AIM:
The records that follow are to be transcribed in full, without their images.

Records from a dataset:
▽

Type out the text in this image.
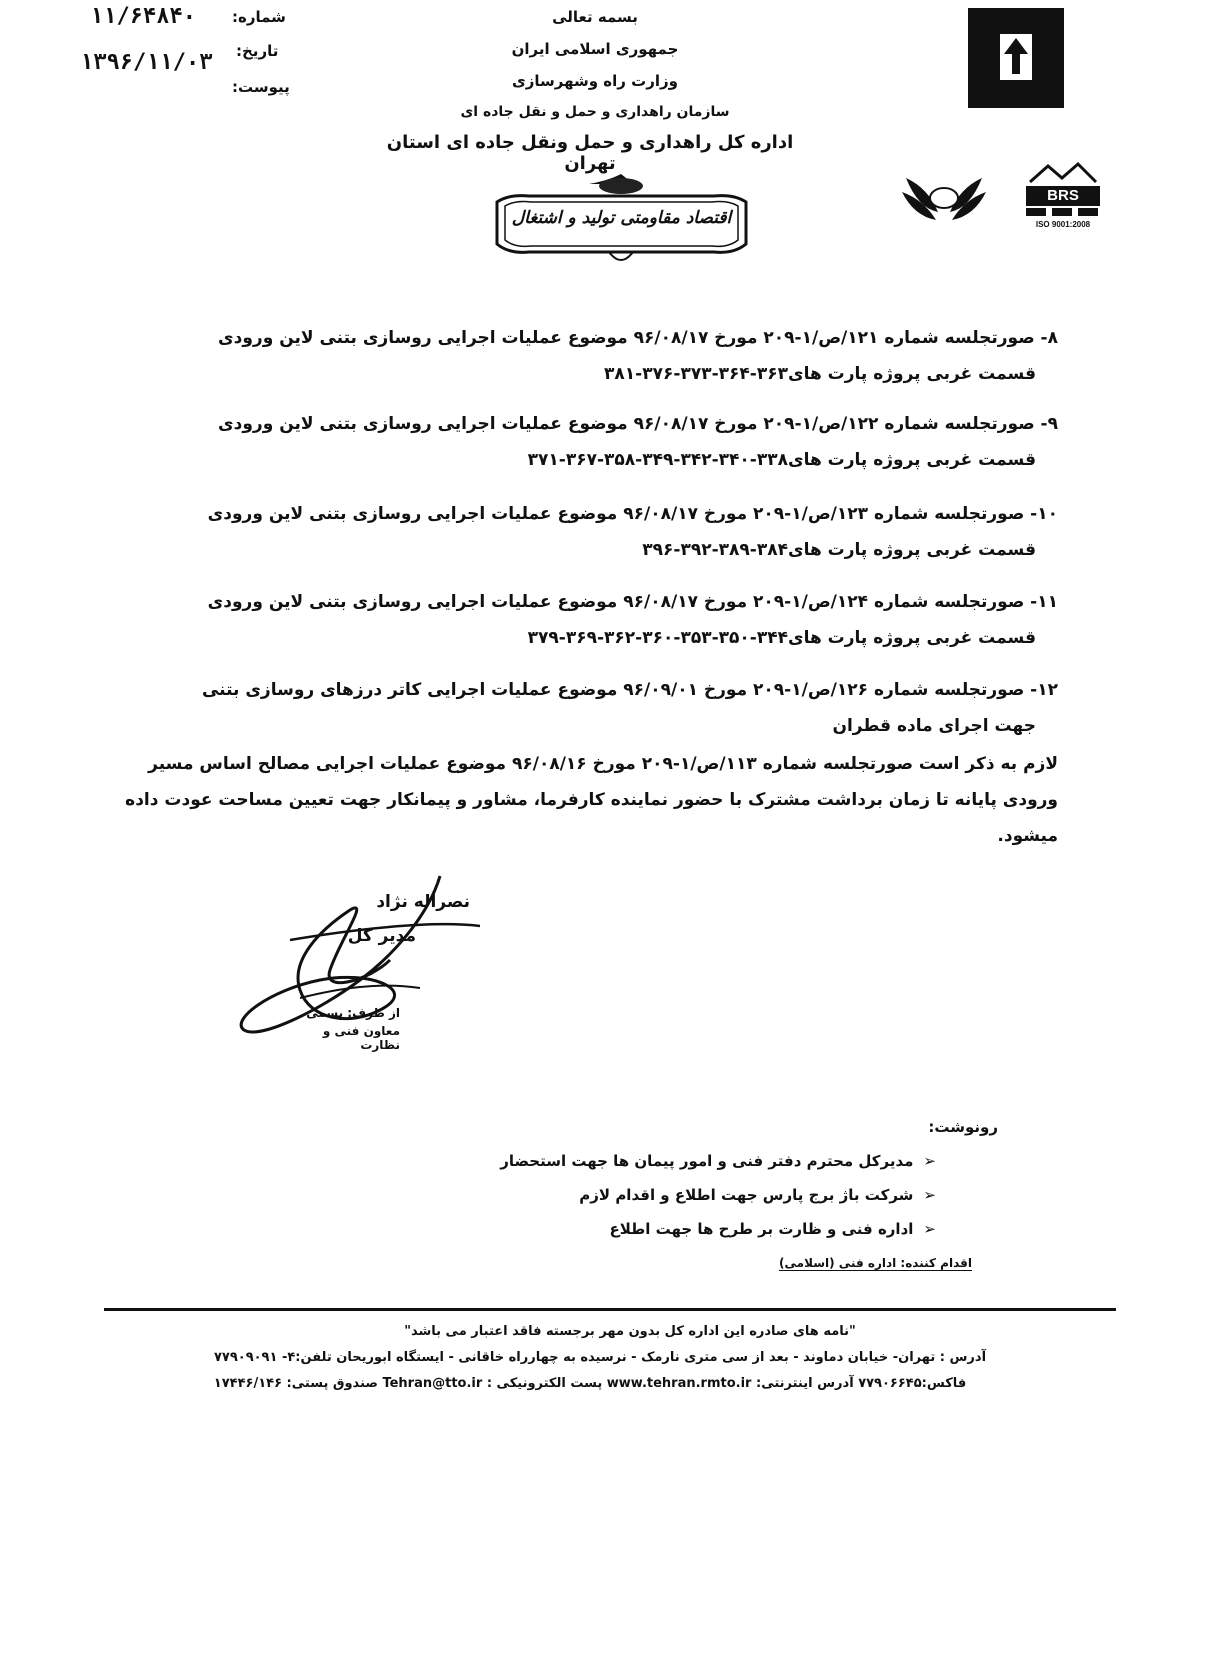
شماره:
۱۱/۶۴۸۴۰
تاریخ:
۱۳۹۶/۱۱/۰۳
پیوست:
بسمه تعالی
جمهوری اسلامی ایران
وزارت راه وشهرسازی
سازمان راهداری و حمل و نقل جاده ای
اداره کل راهداری و حمل ونقل جاده ای استان تهران
اقتصاد مقاومتی تولید و اشتغال
BRS
ISO 9001:2008
۸- صورتجلسه شماره ۱۲۱/ص/۱-۲۰۹ مورخ ۹۶/۰۸/۱۷ موضوع عملیات اجرایی روسازی بتنی لاین ورودی
قسمت غربی پروژه پارت های۳۶۳-۳۶۴-۳۷۳-۳۷۶-۳۸۱
۹- صورتجلسه شماره ۱۲۲/ص/۱-۲۰۹ مورخ ۹۶/۰۸/۱۷ موضوع عملیات اجرایی روسازی بتنی لاین ورودی
قسمت غربی پروژه پارت های۳۳۸-۳۴۰-۳۴۲-۳۴۹-۳۵۸-۳۶۷-۳۷۱
۱۰- صورتجلسه شماره ۱۲۳/ص/۱-۲۰۹ مورخ ۹۶/۰۸/۱۷ موضوع عملیات اجرایی روسازی بتنی لاین ورودی
قسمت غربی پروژه پارت های۳۸۴-۳۸۹-۳۹۲-۳۹۶
۱۱- صورتجلسه شماره ۱۲۴/ص/۱-۲۰۹ مورخ ۹۶/۰۸/۱۷ موضوع عملیات اجرایی روسازی بتنی لاین ورودی
قسمت غربی پروژه پارت های۳۴۴-۳۵۰-۳۵۳-۳۶۰-۳۶۲-۳۶۹-۳۷۹
۱۲- صورتجلسه شماره ۱۲۶/ص/۱-۲۰۹ مورخ ۹۶/۰۹/۰۱ موضوع عملیات اجرایی کاتر درزهای روسازی بتنی
جهت اجرای ماده قطران
لازم به ذکر است صورتجلسه شماره ۱۱۳/ص/۱-۲۰۹ مورخ ۹۶/۰۸/۱۶ موضوع عملیات اجرایی مصالح اساس مسیر
ورودی پایانه تا زمان برداشت مشترک با حضور نماینده کارفرما، مشاور و پیمانکار جهت تعیین مساحت عودت داده
میشود.
نصراله نژاد
مدیر کل
از طرف: بسمی
معاون فنی و نظارت
رونوشت:
➢مدیرکل محترم دفتر فنی و امور پیمان ها جهت استحضار
➢شرکت باژ برج پارس جهت اطلاع و اقدام لازم
➢اداره فنی و ظارت بر طرح ها جهت اطلاع
اقدام کننده: اداره فنی (اسلامی)
"نامه های صادره این اداره کل بدون مهر برجسته فاقد اعتبار می باشد"
آدرس : تهران- خیابان دماوند - بعد از سی متری نارمک - نرسیده به چهارراه خاقانی - ایستگاه ابوریحان تلفن:۴- ۷۷۹۰۹۰۹۱
فاکس:۷۷۹۰۶۶۴۵ آدرس اینترنتی: www.tehran.rmto.ir پست الکترونیکی : Tehran@tto.ir صندوق پستی: ۱۷۴۴۶/۱۴۶
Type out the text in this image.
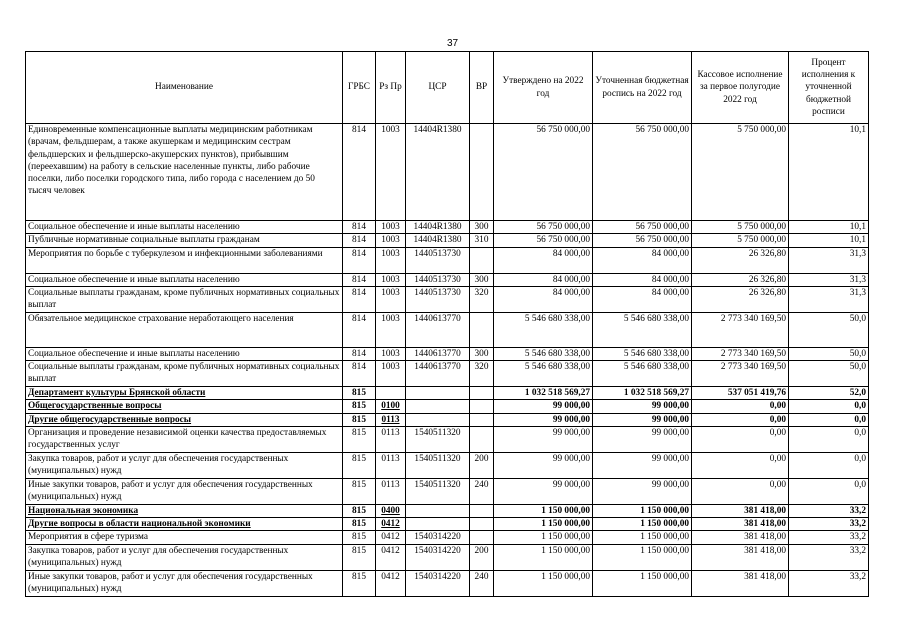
37
Наименование	ГРБС	Рз Пр	ЦСР	ВР	Утверждено на 2022 год	Уточненная бюджетная роспись на 2022 год	Кассовое исполнение за первое полугодие 2022 год	Процент исполнения к уточненной бюджетной росписи
Единовременные компенсационные выплаты медицинским работникам (врачам, фельдшерам, а также акушеркам и медицинским сестрам фельдшерских и фельдшерско-акушерских пунктов), прибывшим (переехавшим) на работу в сельские населенные пункты, либо рабочие поселки, либо поселки городского типа, либо города с населением до 50 тысяч человек	814	1003	14404R1380		56 750 000,00	56 750 000,00	5 750 000,00	10,1
Социальное обеспечение и иные выплаты населению	814	1003	14404R1380	300	56 750 000,00	56 750 000,00	5 750 000,00	10,1
Публичные нормативные социальные выплаты гражданам	814	1003	14404R1380	310	56 750 000,00	56 750 000,00	5 750 000,00	10,1
Мероприятия по борьбе с туберкулезом и инфекционными заболеваниями	814	1003	1440513730		84 000,00	84 000,00	26 326,80	31,3
Социальное обеспечение и иные выплаты населению	814	1003	1440513730	300	84 000,00	84 000,00	26 326,80	31,3
Социальные выплаты гражданам, кроме публичных нормативных социальных выплат	814	1003	1440513730	320	84 000,00	84 000,00	26 326,80	31,3
Обязательное медицинское страхование неработающего населения	814	1003	1440613770		5 546 680 338,00	5 546 680 338,00	2 773 340 169,50	50,0
Социальное обеспечение и иные выплаты населению	814	1003	1440613770	300	5 546 680 338,00	5 546 680 338,00	2 773 340 169,50	50,0
Социальные выплаты гражданам, кроме публичных нормативных социальных выплат	814	1003	1440613770	320	5 546 680 338,00	5 546 680 338,00	2 773 340 169,50	50,0
Департамент культуры Брянской области	815				1 032 518 569,27	1 032 518 569,27	537 051 419,76	52,0
Общегосударственные вопросы	815	0100			99 000,00	99 000,00	0,00	0,0
Другие общегосударственные вопросы	815	0113			99 000,00	99 000,00	0,00	0,0
Организация и проведение независимой оценки качества предоставляемых государственных услуг	815	0113	1540511320		99 000,00	99 000,00	0,00	0,0
Закупка товаров, работ и услуг для обеспечения государственных (муниципальных) нужд	815	0113	1540511320	200	99 000,00	99 000,00	0,00	0,0
Иные закупки товаров, работ и услуг для обеспечения государственных (муниципальных) нужд	815	0113	1540511320	240	99 000,00	99 000,00	0,00	0,0
Национальная экономика	815	0400			1 150 000,00	1 150 000,00	381 418,00	33,2
Другие вопросы в области национальной экономики	815	0412			1 150 000,00	1 150 000,00	381 418,00	33,2
Мероприятия в сфере туризма	815	0412	1540314220		1 150 000,00	1 150 000,00	381 418,00	33,2
Закупка товаров, работ и услуг для обеспечения государственных (муниципальных) нужд	815	0412	1540314220	200	1 150 000,00	1 150 000,00	381 418,00	33,2
Иные закупки товаров, работ и услуг для обеспечения государственных (муниципальных) нужд	815	0412	1540314220	240	1 150 000,00	1 150 000,00	381 418,00	33,2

△

OUTPUT OF THE EXERCISE:
Type out the text in this image.
شماره:
۱۱/۶۴۸۴۰
تاریخ:
۱۳۹۶/۱۱/۰۳
پیوست:
بسمه تعالی
جمهوری اسلامی ایران
وزارت راه وشهرسازی
سازمان راهداری و حمل و نقل جاده ای
اداره کل راهداری و حمل ونقل جاده ای استان تهران
اقتصاد مقاومتی تولید و اشتغال
BRS
ISO 9001:2008
۸- صورتجلسه شماره ۱۲۱/ص/۱-۲۰۹ مورخ ۹۶/۰۸/۱۷ موضوع عملیات اجرایی روسازی بتنی لاین ورودی
قسمت غربی پروژه پارت های۳۶۳-۳۶۴-۳۷۳-۳۷۶-۳۸۱
۹- صورتجلسه شماره ۱۲۲/ص/۱-۲۰۹ مورخ ۹۶/۰۸/۱۷ موضوع عملیات اجرایی روسازی بتنی لاین ورودی
قسمت غربی پروژه پارت های۳۳۸-۳۴۰-۳۴۲-۳۴۹-۳۵۸-۳۶۷-۳۷۱
۱۰- صورتجلسه شماره ۱۲۳/ص/۱-۲۰۹ مورخ ۹۶/۰۸/۱۷ موضوع عملیات اجرایی روسازی بتنی لاین ورودی
قسمت غربی پروژه پارت های۳۸۴-۳۸۹-۳۹۲-۳۹۶
۱۱- صورتجلسه شماره ۱۲۴/ص/۱-۲۰۹ مورخ ۹۶/۰۸/۱۷ موضوع عملیات اجرایی روسازی بتنی لاین ورودی
قسمت غربی پروژه پارت های۳۴۴-۳۵۰-۳۵۳-۳۶۰-۳۶۲-۳۶۹-۳۷۹
۱۲- صورتجلسه شماره ۱۲۶/ص/۱-۲۰۹ مورخ ۹۶/۰۹/۰۱ موضوع عملیات اجرایی کاتر درزهای روسازی بتنی
جهت اجرای ماده قطران
لازم به ذکر است صورتجلسه شماره ۱۱۳/ص/۱-۲۰۹ مورخ ۹۶/۰۸/۱۶ موضوع عملیات اجرایی مصالح اساس مسیر
ورودی پایانه تا زمان برداشت مشترک با حضور نماینده کارفرما، مشاور و پیمانکار جهت تعیین مساحت عودت داده
میشود.
نصراله نژاد
مدیر کل
از طرف: بسمی
معاون فنی و نظارت
رونوشت:
➢مدیرکل محترم دفتر فنی و امور پیمان ها جهت استحضار
➢شرکت باژ برج پارس جهت اطلاع و اقدام لازم
➢اداره فنی و ظارت بر طرح ها جهت اطلاع
اقدام کننده: اداره فنی (اسلامی)
"نامه های صادره این اداره کل بدون مهر برجسته فاقد اعتبار می باشد"
آدرس : تهران- خیابان دماوند - بعد از سی متری نارمک - نرسیده به چهارراه خاقانی - ایستگاه ابوریحان تلفن:۴- ۷۷۹۰۹۰۹۱
فاکس:۷۷۹۰۶۶۴۵ آدرس اینترنتی: www.tehran.rmto.ir پست الکترونیکی : Tehran@tto.ir صندوق پستی: ۱۷۴۴۶/۱۴۶
Type out the text in this image.
37
Наименование	ГРБС	Рз Пр	ЦСР	ВР	Утверждено на 2022 год	Уточненная бюджетная роспись на 2022 год	Кассовое исполнение за первое полугодие 2022 год	Процент исполнения к уточненной бюджетной росписи
Единовременные компенсационные выплаты медицинским работникам (врачам, фельдшерам, а также акушеркам и медицинским сестрам фельдшерских и фельдшерско-акушерских пунктов), прибывшим (переехавшим) на работу в сельские населенные пункты, либо рабочие поселки, либо поселки городского типа, либо города с населением до 50 тысяч человек	814	1003	14404R1380		56 750 000,00	56 750 000,00	5 750 000,00	10,1
Социальное обеспечение и иные выплаты населению	814	1003	14404R1380	300	56 750 000,00	56 750 000,00	5 750 000,00	10,1
Публичные нормативные социальные выплаты гражданам	814	1003	14404R1380	310	56 750 000,00	56 750 000,00	5 750 000,00	10,1
Мероприятия по борьбе с туберкулезом и инфекционными заболеваниями	814	1003	1440513730		84 000,00	84 000,00	26 326,80	31,3
Социальное обеспечение и иные выплаты населению	814	1003	1440513730	300	84 000,00	84 000,00	26 326,80	31,3
Социальные выплаты гражданам, кроме публичных нормативных социальных выплат	814	1003	1440513730	320	84 000,00	84 000,00	26 326,80	31,3
Обязательное медицинское страхование неработающего населения	814	1003	1440613770		5 546 680 338,00	5 546 680 338,00	2 773 340 169,50	50,0
Социальное обеспечение и иные выплаты населению	814	1003	1440613770	300	5 546 680 338,00	5 546 680 338,00	2 773 340 169,50	50,0
Социальные выплаты гражданам, кроме публичных нормативных социальных выплат	814	1003	1440613770	320	5 546 680 338,00	5 546 680 338,00	2 773 340 169,50	50,0
Департамент культуры Брянской области	815				1 032 518 569,27	1 032 518 569,27	537 051 419,76	52,0
Общегосударственные вопросы	815	0100			99 000,00	99 000,00	0,00	0,0
Другие общегосударственные вопросы	815	0113			99 000,00	99 000,00	0,00	0,0
Организация и проведение независимой оценки качества предоставляемых государственных услуг	815	0113	1540511320		99 000,00	99 000,00	0,00	0,0
Закупка товаров, работ и услуг для обеспечения государственных (муниципальных) нужд	815	0113	1540511320	200	99 000,00	99 000,00	0,00	0,0
Иные закупки товаров, работ и услуг для обеспечения государственных (муниципальных) нужд	815	0113	1540511320	240	99 000,00	99 000,00	0,00	0,0
Национальная экономика	815	0400			1 150 000,00	1 150 000,00	381 418,00	33,2
Другие вопросы в области национальной экономики	815	0412			1 150 000,00	1 150 000,00	381 418,00	33,2
Мероприятия в сфере туризма	815	0412	1540314220		1 150 000,00	1 150 000,00	381 418,00	33,2
Закупка товаров, работ и услуг для обеспечения государственных (муниципальных) нужд	815	0412	1540314220	200	1 150 000,00	1 150 000,00	381 418,00	33,2
Иные закупки товаров, работ и услуг для обеспечения государственных (муниципальных) нужд	815	0412	1540314220	240	1 150 000,00	1 150 000,00	381 418,00	33,2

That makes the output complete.